**WHAT YOU WILL DO**
Could you repeat the records below exactly, leaving out any pictures?

**INPUT MATERIAL**
- - - -

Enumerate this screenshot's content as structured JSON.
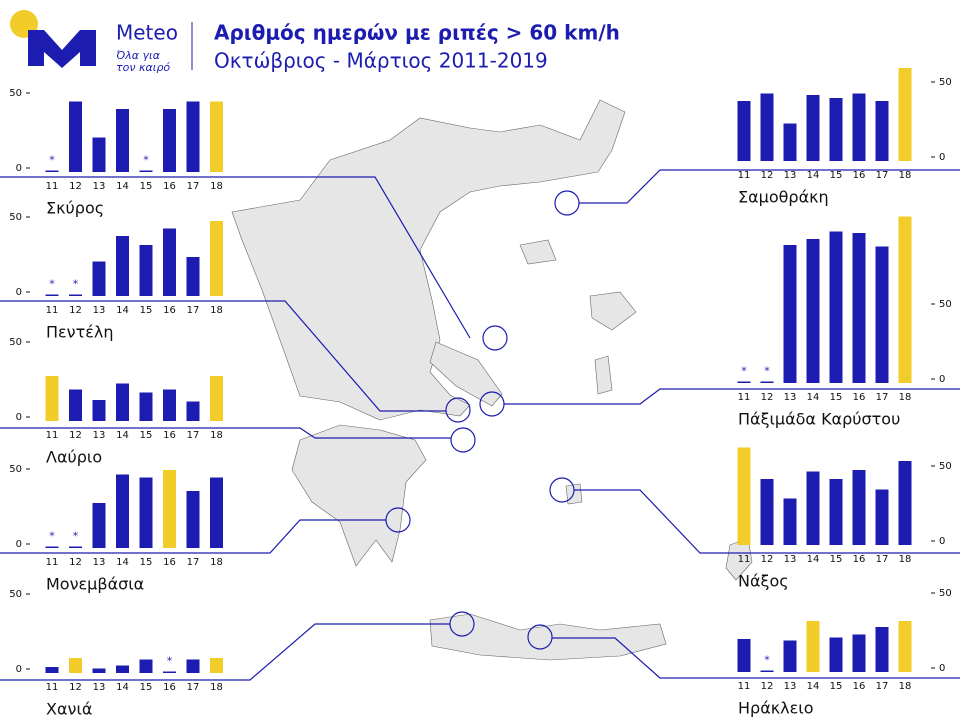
{
  "header": {
    "brand": "Meteo",
    "tagline": [
      "Όλα για",
      "τον καιρό"
    ],
    "title": "Αριθμός ημερών με ριπές > 60 km/h",
    "subtitle": "Οκτώβριος - Μάρτιος  2011-2019"
  },
  "chart_data": [
    {
      "type": "bar",
      "title": "Σκύρος",
      "categories": [
        "11",
        "12",
        "13",
        "14",
        "15",
        "16",
        "17",
        "18"
      ],
      "values": [
        1,
        47,
        23,
        42,
        1,
        42,
        47,
        47
      ],
      "colors": [
        "#1c1cb0",
        "#1c1cb0",
        "#1c1cb0",
        "#1c1cb0",
        "#1c1cb0",
        "#1c1cb0",
        "#1c1cb0",
        "#f2cd2a"
      ],
      "flags": [
        "*",
        null,
        null,
        null,
        "*",
        null,
        null,
        null
      ],
      "ylim": [
        0,
        65
      ],
      "yticks": [
        0,
        50
      ]
    },
    {
      "type": "bar",
      "title": "Πεντέλη",
      "categories": [
        "11",
        "12",
        "13",
        "14",
        "15",
        "16",
        "17",
        "18"
      ],
      "values": [
        1,
        1,
        23,
        40,
        34,
        45,
        26,
        50
      ],
      "colors": [
        "#1c1cb0",
        "#1c1cb0",
        "#1c1cb0",
        "#1c1cb0",
        "#1c1cb0",
        "#1c1cb0",
        "#1c1cb0",
        "#f2cd2a"
      ],
      "flags": [
        "*",
        "*",
        null,
        null,
        null,
        null,
        null,
        null
      ],
      "ylim": [
        0,
        65
      ],
      "yticks": [
        0,
        50
      ]
    },
    {
      "type": "bar",
      "title": "Λαύριο",
      "categories": [
        "11",
        "12",
        "13",
        "14",
        "15",
        "16",
        "17",
        "18"
      ],
      "values": [
        30,
        21,
        14,
        25,
        19,
        21,
        13,
        30
      ],
      "colors": [
        "#f2cd2a",
        "#1c1cb0",
        "#1c1cb0",
        "#1c1cb0",
        "#1c1cb0",
        "#1c1cb0",
        "#1c1cb0",
        "#f2cd2a"
      ],
      "flags": [
        null,
        null,
        null,
        null,
        null,
        null,
        null,
        null
      ],
      "ylim": [
        0,
        65
      ],
      "yticks": [
        0,
        50
      ]
    },
    {
      "type": "bar",
      "title": "Μονεμβάσια",
      "categories": [
        "11",
        "12",
        "13",
        "14",
        "15",
        "16",
        "17",
        "18"
      ],
      "values": [
        1,
        1,
        30,
        49,
        47,
        52,
        38,
        47
      ],
      "colors": [
        "#1c1cb0",
        "#1c1cb0",
        "#1c1cb0",
        "#1c1cb0",
        "#1c1cb0",
        "#f2cd2a",
        "#1c1cb0",
        "#1c1cb0"
      ],
      "flags": [
        "*",
        "*",
        null,
        null,
        null,
        null,
        null,
        null
      ],
      "ylim": [
        0,
        65
      ],
      "yticks": [
        0,
        50
      ]
    },
    {
      "type": "bar",
      "title": "Χανιά",
      "categories": [
        "11",
        "12",
        "13",
        "14",
        "15",
        "16",
        "17",
        "18"
      ],
      "values": [
        4,
        10,
        3,
        5,
        9,
        1,
        9,
        10
      ],
      "colors": [
        "#1c1cb0",
        "#f2cd2a",
        "#1c1cb0",
        "#1c1cb0",
        "#1c1cb0",
        "#1c1cb0",
        "#1c1cb0",
        "#f2cd2a"
      ],
      "flags": [
        null,
        null,
        null,
        null,
        null,
        "*",
        null,
        null
      ],
      "ylim": [
        0,
        65
      ],
      "yticks": [
        0,
        50
      ]
    },
    {
      "type": "bar",
      "title": "Σαμοθράκη",
      "categories": [
        "11",
        "12",
        "13",
        "14",
        "15",
        "16",
        "17",
        "18"
      ],
      "values": [
        40,
        45,
        25,
        44,
        42,
        45,
        40,
        62
      ],
      "colors": [
        "#1c1cb0",
        "#1c1cb0",
        "#1c1cb0",
        "#1c1cb0",
        "#1c1cb0",
        "#1c1cb0",
        "#1c1cb0",
        "#f2cd2a"
      ],
      "flags": [
        null,
        null,
        null,
        null,
        null,
        null,
        null,
        null
      ],
      "ylim": [
        0,
        65
      ],
      "yticks": [
        0,
        50
      ]
    },
    {
      "type": "bar",
      "title": "Πάξιμάδα Καρύστου",
      "categories": [
        "11",
        "12",
        "13",
        "14",
        "15",
        "16",
        "17",
        "18"
      ],
      "values": [
        1,
        1,
        92,
        96,
        101,
        100,
        91,
        111
      ],
      "colors": [
        "#1c1cb0",
        "#1c1cb0",
        "#1c1cb0",
        "#1c1cb0",
        "#1c1cb0",
        "#1c1cb0",
        "#1c1cb0",
        "#f2cd2a"
      ],
      "flags": [
        "*",
        "*",
        null,
        null,
        null,
        null,
        null,
        null
      ],
      "ylim": [
        0,
        115
      ],
      "yticks": [
        0,
        50
      ]
    },
    {
      "type": "bar",
      "title": "Νάξος",
      "categories": [
        "11",
        "12",
        "13",
        "14",
        "15",
        "16",
        "17",
        "18"
      ],
      "values": [
        65,
        44,
        31,
        49,
        44,
        50,
        37,
        56
      ],
      "colors": [
        "#f2cd2a",
        "#1c1cb0",
        "#1c1cb0",
        "#1c1cb0",
        "#1c1cb0",
        "#1c1cb0",
        "#1c1cb0",
        "#1c1cb0"
      ],
      "flags": [
        null,
        null,
        null,
        null,
        null,
        null,
        null,
        null
      ],
      "ylim": [
        0,
        65
      ],
      "yticks": [
        0,
        50
      ]
    },
    {
      "type": "bar",
      "title": "Ηράκλειο",
      "categories": [
        "11",
        "12",
        "13",
        "14",
        "15",
        "16",
        "17",
        "18"
      ],
      "values": [
        22,
        1,
        21,
        34,
        23,
        25,
        30,
        34
      ],
      "colors": [
        "#1c1cb0",
        "#1c1cb0",
        "#1c1cb0",
        "#f2cd2a",
        "#1c1cb0",
        "#1c1cb0",
        "#1c1cb0",
        "#f2cd2a"
      ],
      "flags": [
        null,
        "*",
        null,
        null,
        null,
        null,
        null,
        null
      ],
      "ylim": [
        0,
        65
      ],
      "yticks": [
        0,
        50
      ]
    }
  ]
}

- - - -

**WRITTEN RESPONSE**
Enumerate this screenshot's content as structured JSON.
{
  "header": {
    "brand": "Meteo",
    "tagline": [
      "Όλα για",
      "τον καιρό"
    ],
    "title": "Αριθμός ημερών με ριπές > 60 km/h",
    "subtitle": "Οκτώβριος - Μάρτιος  2011-2019"
  },
  "chart_data": [
    {
      "type": "bar",
      "title": "Σκύρος",
      "categories": [
        "11",
        "12",
        "13",
        "14",
        "15",
        "16",
        "17",
        "18"
      ],
      "values": [
        1,
        47,
        23,
        42,
        1,
        42,
        47,
        47
      ],
      "colors": [
        "#1c1cb0",
        "#1c1cb0",
        "#1c1cb0",
        "#1c1cb0",
        "#1c1cb0",
        "#1c1cb0",
        "#1c1cb0",
        "#f2cd2a"
      ],
      "flags": [
        "*",
        null,
        null,
        null,
        "*",
        null,
        null,
        null
      ],
      "ylim": [
        0,
        65
      ],
      "yticks": [
        0,
        50
      ]
    },
    {
      "type": "bar",
      "title": "Πεντέλη",
      "categories": [
        "11",
        "12",
        "13",
        "14",
        "15",
        "16",
        "17",
        "18"
      ],
      "values": [
        1,
        1,
        23,
        40,
        34,
        45,
        26,
        50
      ],
      "colors": [
        "#1c1cb0",
        "#1c1cb0",
        "#1c1cb0",
        "#1c1cb0",
        "#1c1cb0",
        "#1c1cb0",
        "#1c1cb0",
        "#f2cd2a"
      ],
      "flags": [
        "*",
        "*",
        null,
        null,
        null,
        null,
        null,
        null
      ],
      "ylim": [
        0,
        65
      ],
      "yticks": [
        0,
        50
      ]
    },
    {
      "type": "bar",
      "title": "Λαύριο",
      "categories": [
        "11",
        "12",
        "13",
        "14",
        "15",
        "16",
        "17",
        "18"
      ],
      "values": [
        30,
        21,
        14,
        25,
        19,
        21,
        13,
        30
      ],
      "colors": [
        "#f2cd2a",
        "#1c1cb0",
        "#1c1cb0",
        "#1c1cb0",
        "#1c1cb0",
        "#1c1cb0",
        "#1c1cb0",
        "#f2cd2a"
      ],
      "flags": [
        null,
        null,
        null,
        null,
        null,
        null,
        null,
        null
      ],
      "ylim": [
        0,
        65
      ],
      "yticks": [
        0,
        50
      ]
    },
    {
      "type": "bar",
      "title": "Μονεμβάσια",
      "categories": [
        "11",
        "12",
        "13",
        "14",
        "15",
        "16",
        "17",
        "18"
      ],
      "values": [
        1,
        1,
        30,
        49,
        47,
        52,
        38,
        47
      ],
      "colors": [
        "#1c1cb0",
        "#1c1cb0",
        "#1c1cb0",
        "#1c1cb0",
        "#1c1cb0",
        "#f2cd2a",
        "#1c1cb0",
        "#1c1cb0"
      ],
      "flags": [
        "*",
        "*",
        null,
        null,
        null,
        null,
        null,
        null
      ],
      "ylim": [
        0,
        65
      ],
      "yticks": [
        0,
        50
      ]
    },
    {
      "type": "bar",
      "title": "Χανιά",
      "categories": [
        "11",
        "12",
        "13",
        "14",
        "15",
        "16",
        "17",
        "18"
      ],
      "values": [
        4,
        10,
        3,
        5,
        9,
        1,
        9,
        10
      ],
      "colors": [
        "#1c1cb0",
        "#f2cd2a",
        "#1c1cb0",
        "#1c1cb0",
        "#1c1cb0",
        "#1c1cb0",
        "#1c1cb0",
        "#f2cd2a"
      ],
      "flags": [
        null,
        null,
        null,
        null,
        null,
        "*",
        null,
        null
      ],
      "ylim": [
        0,
        65
      ],
      "yticks": [
        0,
        50
      ]
    },
    {
      "type": "bar",
      "title": "Σαμοθράκη",
      "categories": [
        "11",
        "12",
        "13",
        "14",
        "15",
        "16",
        "17",
        "18"
      ],
      "values": [
        40,
        45,
        25,
        44,
        42,
        45,
        40,
        62
      ],
      "colors": [
        "#1c1cb0",
        "#1c1cb0",
        "#1c1cb0",
        "#1c1cb0",
        "#1c1cb0",
        "#1c1cb0",
        "#1c1cb0",
        "#f2cd2a"
      ],
      "flags": [
        null,
        null,
        null,
        null,
        null,
        null,
        null,
        null
      ],
      "ylim": [
        0,
        65
      ],
      "yticks": [
        0,
        50
      ]
    },
    {
      "type": "bar",
      "title": "Πάξιμάδα Καρύστου",
      "categories": [
        "11",
        "12",
        "13",
        "14",
        "15",
        "16",
        "17",
        "18"
      ],
      "values": [
        1,
        1,
        92,
        96,
        101,
        100,
        91,
        111
      ],
      "colors": [
        "#1c1cb0",
        "#1c1cb0",
        "#1c1cb0",
        "#1c1cb0",
        "#1c1cb0",
        "#1c1cb0",
        "#1c1cb0",
        "#f2cd2a"
      ],
      "flags": [
        "*",
        "*",
        null,
        null,
        null,
        null,
        null,
        null
      ],
      "ylim": [
        0,
        115
      ],
      "yticks": [
        0,
        50
      ]
    },
    {
      "type": "bar",
      "title": "Νάξος",
      "categories": [
        "11",
        "12",
        "13",
        "14",
        "15",
        "16",
        "17",
        "18"
      ],
      "values": [
        65,
        44,
        31,
        49,
        44,
        50,
        37,
        56
      ],
      "colors": [
        "#f2cd2a",
        "#1c1cb0",
        "#1c1cb0",
        "#1c1cb0",
        "#1c1cb0",
        "#1c1cb0",
        "#1c1cb0",
        "#1c1cb0"
      ],
      "flags": [
        null,
        null,
        null,
        null,
        null,
        null,
        null,
        null
      ],
      "ylim": [
        0,
        65
      ],
      "yticks": [
        0,
        50
      ]
    },
    {
      "type": "bar",
      "title": "Ηράκλειο",
      "categories": [
        "11",
        "12",
        "13",
        "14",
        "15",
        "16",
        "17",
        "18"
      ],
      "values": [
        22,
        1,
        21,
        34,
        23,
        25,
        30,
        34
      ],
      "colors": [
        "#1c1cb0",
        "#1c1cb0",
        "#1c1cb0",
        "#f2cd2a",
        "#1c1cb0",
        "#1c1cb0",
        "#1c1cb0",
        "#f2cd2a"
      ],
      "flags": [
        null,
        "*",
        null,
        null,
        null,
        null,
        null,
        null
      ],
      "ylim": [
        0,
        65
      ],
      "yticks": [
        0,
        50
      ]
    }
  ]
}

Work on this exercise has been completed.